_Provided records_.
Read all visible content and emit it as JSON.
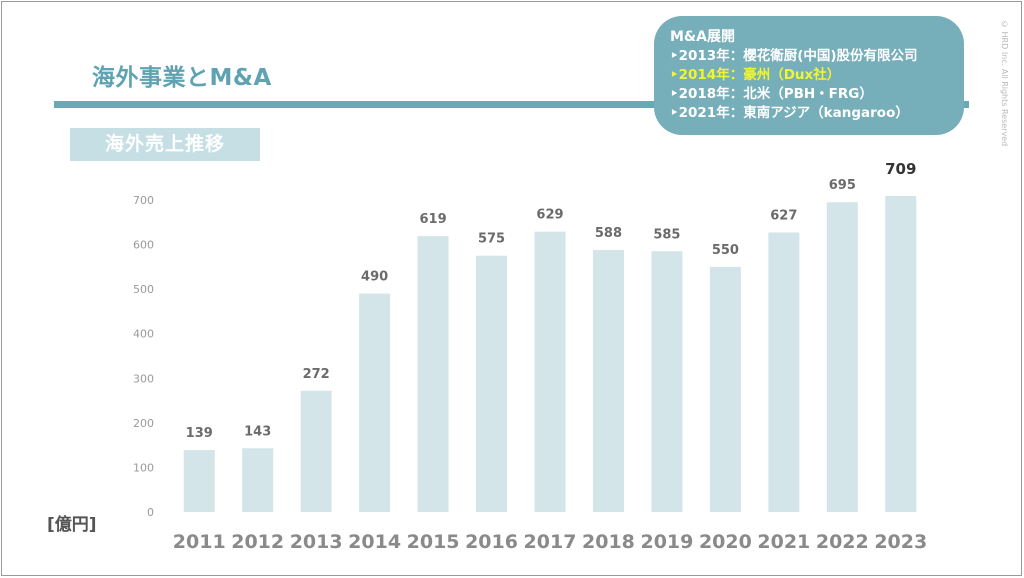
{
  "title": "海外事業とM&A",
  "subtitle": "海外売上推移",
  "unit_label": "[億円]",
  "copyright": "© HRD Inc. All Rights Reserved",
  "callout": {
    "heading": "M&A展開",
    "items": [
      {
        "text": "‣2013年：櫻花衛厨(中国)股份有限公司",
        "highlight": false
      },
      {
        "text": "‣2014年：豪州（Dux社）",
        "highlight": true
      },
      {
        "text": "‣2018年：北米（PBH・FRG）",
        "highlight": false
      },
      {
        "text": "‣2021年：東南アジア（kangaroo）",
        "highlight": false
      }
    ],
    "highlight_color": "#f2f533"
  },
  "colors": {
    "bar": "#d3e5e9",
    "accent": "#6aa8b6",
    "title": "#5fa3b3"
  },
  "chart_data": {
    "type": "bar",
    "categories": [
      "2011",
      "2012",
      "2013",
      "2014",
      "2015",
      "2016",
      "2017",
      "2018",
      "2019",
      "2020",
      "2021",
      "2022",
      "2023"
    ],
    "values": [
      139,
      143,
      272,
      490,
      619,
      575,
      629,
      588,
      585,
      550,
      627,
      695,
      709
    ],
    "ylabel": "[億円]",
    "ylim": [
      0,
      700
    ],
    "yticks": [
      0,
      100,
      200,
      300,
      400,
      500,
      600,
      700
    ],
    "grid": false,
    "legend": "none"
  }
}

...

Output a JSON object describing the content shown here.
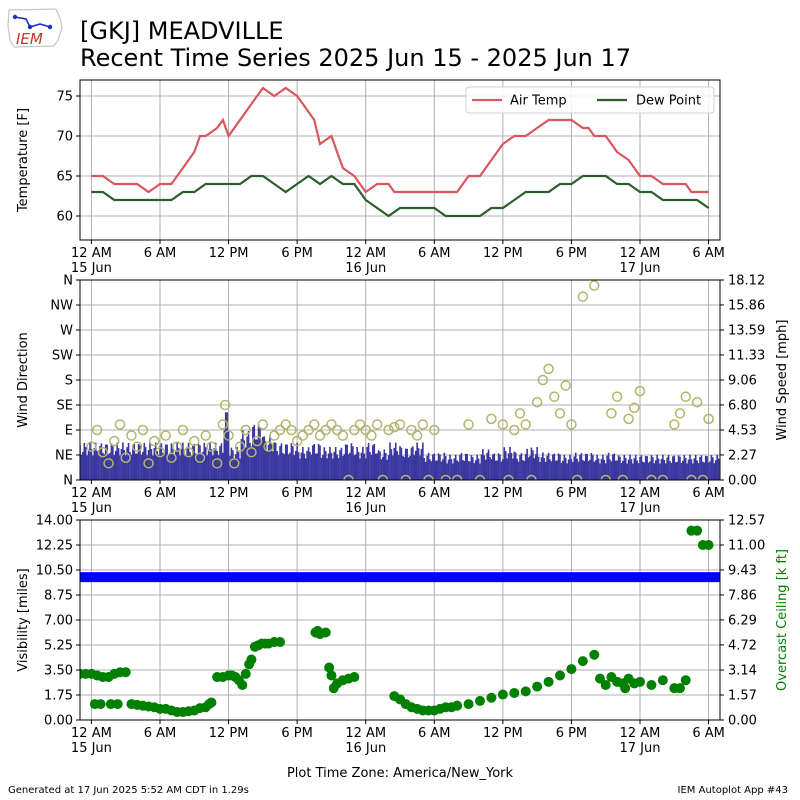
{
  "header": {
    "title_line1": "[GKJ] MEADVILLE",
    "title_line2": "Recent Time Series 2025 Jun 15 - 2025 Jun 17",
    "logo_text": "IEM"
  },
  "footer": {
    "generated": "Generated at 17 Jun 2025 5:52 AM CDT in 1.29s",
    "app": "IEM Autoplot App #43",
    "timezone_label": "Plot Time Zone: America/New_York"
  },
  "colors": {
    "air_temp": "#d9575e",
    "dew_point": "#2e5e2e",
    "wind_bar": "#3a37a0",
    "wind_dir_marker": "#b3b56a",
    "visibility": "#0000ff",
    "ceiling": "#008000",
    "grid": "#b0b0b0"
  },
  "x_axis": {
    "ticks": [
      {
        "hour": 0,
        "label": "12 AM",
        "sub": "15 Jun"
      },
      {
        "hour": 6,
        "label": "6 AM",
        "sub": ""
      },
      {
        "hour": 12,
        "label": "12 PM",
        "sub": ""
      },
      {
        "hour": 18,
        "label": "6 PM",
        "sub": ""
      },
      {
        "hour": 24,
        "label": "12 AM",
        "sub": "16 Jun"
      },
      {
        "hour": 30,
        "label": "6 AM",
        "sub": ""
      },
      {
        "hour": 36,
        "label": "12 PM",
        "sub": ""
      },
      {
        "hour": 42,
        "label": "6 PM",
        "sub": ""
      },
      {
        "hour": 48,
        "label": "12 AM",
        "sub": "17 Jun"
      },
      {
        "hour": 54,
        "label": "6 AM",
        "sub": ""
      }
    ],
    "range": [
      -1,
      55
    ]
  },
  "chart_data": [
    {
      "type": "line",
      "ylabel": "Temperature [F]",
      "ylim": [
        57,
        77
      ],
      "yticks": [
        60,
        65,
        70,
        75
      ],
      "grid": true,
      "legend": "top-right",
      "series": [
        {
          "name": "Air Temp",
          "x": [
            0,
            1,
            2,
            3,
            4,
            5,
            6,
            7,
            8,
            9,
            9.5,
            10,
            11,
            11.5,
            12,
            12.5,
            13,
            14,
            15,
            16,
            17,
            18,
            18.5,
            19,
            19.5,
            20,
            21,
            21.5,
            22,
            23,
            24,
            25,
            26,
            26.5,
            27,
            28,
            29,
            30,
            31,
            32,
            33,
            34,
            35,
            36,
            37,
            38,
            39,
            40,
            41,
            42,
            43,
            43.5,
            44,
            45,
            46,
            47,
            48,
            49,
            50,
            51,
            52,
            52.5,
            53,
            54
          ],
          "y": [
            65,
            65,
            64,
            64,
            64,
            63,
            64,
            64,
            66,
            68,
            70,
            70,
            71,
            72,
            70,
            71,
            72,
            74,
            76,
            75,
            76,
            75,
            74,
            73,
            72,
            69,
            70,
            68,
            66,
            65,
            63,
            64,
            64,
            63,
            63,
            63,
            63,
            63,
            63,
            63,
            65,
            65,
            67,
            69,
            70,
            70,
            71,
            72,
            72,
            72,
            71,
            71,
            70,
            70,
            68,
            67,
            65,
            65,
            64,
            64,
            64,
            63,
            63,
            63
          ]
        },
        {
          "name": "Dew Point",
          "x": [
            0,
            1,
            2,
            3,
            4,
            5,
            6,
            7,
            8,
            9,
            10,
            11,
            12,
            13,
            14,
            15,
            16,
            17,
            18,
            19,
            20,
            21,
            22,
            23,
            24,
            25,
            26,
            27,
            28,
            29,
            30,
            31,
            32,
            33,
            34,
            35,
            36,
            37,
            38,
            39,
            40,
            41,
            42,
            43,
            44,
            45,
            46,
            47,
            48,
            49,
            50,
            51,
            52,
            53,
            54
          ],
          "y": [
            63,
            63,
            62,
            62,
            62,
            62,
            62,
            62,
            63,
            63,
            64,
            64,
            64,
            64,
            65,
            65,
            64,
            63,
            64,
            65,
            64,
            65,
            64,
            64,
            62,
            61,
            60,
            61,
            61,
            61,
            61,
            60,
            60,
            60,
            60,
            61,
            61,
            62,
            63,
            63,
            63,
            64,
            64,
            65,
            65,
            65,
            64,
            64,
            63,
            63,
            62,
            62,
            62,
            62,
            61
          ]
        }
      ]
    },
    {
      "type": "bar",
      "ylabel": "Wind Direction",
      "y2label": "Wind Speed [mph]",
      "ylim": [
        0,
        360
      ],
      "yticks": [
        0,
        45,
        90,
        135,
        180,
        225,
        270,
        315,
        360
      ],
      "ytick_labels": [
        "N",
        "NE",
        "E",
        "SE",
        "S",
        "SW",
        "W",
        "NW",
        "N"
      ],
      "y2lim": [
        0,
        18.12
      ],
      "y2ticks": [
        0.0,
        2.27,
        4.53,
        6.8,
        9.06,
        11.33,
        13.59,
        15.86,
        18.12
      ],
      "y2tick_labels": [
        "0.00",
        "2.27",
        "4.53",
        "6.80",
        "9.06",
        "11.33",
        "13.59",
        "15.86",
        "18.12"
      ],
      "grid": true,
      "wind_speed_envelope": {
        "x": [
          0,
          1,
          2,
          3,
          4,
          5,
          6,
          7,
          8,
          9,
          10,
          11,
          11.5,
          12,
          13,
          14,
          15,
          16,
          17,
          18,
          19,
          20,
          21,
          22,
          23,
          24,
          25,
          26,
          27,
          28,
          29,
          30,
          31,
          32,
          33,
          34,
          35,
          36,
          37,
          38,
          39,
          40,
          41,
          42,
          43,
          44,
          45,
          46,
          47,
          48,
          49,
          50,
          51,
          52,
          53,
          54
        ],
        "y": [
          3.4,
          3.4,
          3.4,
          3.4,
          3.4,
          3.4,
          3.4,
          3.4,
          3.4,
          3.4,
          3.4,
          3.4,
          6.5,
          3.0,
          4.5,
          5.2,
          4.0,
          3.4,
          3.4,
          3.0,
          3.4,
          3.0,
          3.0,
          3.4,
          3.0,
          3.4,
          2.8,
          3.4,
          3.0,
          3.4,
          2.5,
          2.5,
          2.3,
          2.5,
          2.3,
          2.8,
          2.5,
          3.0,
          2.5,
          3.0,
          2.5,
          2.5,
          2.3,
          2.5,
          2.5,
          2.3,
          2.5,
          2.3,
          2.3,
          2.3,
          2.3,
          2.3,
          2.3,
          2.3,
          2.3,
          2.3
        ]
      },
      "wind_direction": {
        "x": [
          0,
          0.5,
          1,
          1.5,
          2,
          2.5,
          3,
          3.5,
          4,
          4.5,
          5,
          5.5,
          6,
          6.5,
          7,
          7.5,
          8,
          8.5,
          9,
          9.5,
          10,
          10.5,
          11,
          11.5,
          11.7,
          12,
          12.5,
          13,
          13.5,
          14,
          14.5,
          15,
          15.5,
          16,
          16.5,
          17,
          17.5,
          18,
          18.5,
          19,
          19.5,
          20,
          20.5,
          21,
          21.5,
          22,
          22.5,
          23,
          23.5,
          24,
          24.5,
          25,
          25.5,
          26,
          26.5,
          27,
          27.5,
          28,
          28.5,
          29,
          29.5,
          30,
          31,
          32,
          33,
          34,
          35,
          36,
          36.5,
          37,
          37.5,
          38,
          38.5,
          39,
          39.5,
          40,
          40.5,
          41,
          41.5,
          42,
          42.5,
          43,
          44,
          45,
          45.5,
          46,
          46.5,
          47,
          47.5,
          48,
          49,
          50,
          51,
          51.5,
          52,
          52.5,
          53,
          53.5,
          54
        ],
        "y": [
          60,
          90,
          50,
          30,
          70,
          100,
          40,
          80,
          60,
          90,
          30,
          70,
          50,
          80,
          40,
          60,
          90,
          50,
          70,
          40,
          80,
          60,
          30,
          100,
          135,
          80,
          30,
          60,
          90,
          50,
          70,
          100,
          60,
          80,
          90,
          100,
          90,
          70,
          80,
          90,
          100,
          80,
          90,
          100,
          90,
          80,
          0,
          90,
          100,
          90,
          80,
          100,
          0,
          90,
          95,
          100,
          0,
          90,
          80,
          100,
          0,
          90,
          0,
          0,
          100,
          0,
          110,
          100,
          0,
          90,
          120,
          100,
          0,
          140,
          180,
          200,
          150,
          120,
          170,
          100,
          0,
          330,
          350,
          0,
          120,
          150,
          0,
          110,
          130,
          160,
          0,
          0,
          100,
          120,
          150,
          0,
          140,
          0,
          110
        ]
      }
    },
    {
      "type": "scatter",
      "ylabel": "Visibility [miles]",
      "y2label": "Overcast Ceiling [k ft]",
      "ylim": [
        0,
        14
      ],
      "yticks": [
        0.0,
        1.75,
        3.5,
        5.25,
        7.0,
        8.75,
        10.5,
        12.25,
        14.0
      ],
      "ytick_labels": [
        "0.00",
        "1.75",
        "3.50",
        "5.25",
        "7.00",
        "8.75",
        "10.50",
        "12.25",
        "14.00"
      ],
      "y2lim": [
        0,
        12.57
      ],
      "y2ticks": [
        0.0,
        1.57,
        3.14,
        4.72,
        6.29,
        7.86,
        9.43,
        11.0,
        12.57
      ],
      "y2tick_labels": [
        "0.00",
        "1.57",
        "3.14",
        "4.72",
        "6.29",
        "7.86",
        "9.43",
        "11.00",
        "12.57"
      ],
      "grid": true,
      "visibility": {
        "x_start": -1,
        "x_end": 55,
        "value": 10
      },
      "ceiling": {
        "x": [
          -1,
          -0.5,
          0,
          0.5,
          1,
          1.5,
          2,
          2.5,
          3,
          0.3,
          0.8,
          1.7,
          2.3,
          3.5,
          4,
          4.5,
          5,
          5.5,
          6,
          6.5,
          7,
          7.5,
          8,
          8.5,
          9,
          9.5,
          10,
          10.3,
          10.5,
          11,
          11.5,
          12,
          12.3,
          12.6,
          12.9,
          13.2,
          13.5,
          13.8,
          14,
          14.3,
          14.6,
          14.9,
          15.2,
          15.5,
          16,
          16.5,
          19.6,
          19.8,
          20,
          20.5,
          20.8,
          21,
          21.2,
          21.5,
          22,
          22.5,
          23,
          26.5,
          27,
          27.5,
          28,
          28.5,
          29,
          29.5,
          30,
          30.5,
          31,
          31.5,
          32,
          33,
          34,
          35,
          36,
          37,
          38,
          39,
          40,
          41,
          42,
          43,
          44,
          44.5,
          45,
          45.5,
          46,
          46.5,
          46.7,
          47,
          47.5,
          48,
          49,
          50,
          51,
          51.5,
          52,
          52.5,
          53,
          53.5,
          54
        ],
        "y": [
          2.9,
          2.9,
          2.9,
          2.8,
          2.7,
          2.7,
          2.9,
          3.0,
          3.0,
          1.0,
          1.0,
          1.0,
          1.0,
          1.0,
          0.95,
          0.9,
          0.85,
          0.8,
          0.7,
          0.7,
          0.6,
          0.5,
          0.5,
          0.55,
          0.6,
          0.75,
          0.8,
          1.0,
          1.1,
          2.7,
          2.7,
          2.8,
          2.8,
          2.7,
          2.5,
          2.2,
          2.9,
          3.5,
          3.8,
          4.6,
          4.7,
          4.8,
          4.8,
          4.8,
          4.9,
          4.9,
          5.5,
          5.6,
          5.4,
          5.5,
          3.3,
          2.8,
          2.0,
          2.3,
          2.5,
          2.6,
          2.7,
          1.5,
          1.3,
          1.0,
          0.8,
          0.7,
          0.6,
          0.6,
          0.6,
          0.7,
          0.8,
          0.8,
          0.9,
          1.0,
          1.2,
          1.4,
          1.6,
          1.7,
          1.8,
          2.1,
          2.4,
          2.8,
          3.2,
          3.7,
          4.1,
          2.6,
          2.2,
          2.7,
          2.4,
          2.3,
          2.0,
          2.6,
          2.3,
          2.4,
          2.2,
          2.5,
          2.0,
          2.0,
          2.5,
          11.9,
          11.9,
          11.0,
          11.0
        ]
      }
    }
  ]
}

* * *

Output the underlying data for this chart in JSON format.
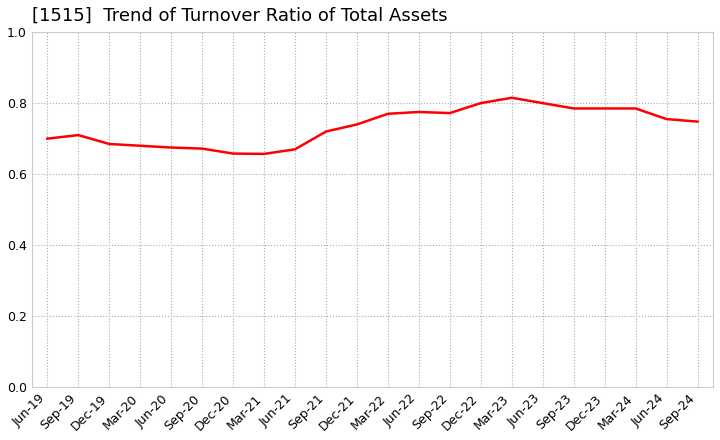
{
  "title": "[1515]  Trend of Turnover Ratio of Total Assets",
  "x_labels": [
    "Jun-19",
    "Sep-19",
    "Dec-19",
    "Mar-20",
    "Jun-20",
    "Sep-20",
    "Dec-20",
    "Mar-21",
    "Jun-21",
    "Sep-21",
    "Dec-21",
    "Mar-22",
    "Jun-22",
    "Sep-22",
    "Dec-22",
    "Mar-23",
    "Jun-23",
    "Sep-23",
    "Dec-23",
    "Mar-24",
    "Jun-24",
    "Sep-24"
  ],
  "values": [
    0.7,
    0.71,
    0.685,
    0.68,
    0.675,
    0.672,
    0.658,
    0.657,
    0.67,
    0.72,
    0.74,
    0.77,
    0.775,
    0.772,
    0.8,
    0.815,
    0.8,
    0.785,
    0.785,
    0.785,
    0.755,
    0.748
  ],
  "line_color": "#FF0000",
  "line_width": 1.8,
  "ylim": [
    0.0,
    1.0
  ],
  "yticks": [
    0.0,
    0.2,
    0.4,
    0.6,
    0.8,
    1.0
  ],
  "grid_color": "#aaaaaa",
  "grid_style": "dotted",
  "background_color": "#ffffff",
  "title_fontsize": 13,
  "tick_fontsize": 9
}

_Your objective_.
Take every line from the data above that holds "JSON" and copy it out.

_Output of the exercise_.
Read all visible content and emit it as JSON.
Output a JSON object describing the content shown here.
Output the underlying data for this chart in JSON format.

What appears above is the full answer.